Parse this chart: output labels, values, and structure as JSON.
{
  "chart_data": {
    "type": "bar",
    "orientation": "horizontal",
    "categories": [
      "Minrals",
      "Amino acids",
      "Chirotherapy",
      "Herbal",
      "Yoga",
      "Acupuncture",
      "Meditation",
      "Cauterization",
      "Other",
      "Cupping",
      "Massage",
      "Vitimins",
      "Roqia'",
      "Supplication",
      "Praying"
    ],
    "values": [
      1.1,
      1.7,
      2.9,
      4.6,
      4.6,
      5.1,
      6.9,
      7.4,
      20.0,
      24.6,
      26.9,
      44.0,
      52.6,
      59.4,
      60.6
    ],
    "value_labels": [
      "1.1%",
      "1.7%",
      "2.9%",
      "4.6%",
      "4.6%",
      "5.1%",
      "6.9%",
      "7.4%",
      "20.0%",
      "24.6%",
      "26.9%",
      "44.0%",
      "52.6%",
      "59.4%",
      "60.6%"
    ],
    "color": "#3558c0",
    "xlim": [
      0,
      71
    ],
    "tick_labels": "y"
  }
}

------------------------------------------------

From the listing, copy every line where the string "values" appears.

Response to the task –
Parse this chart: output labels, values, and structure as JSON.
    "values": [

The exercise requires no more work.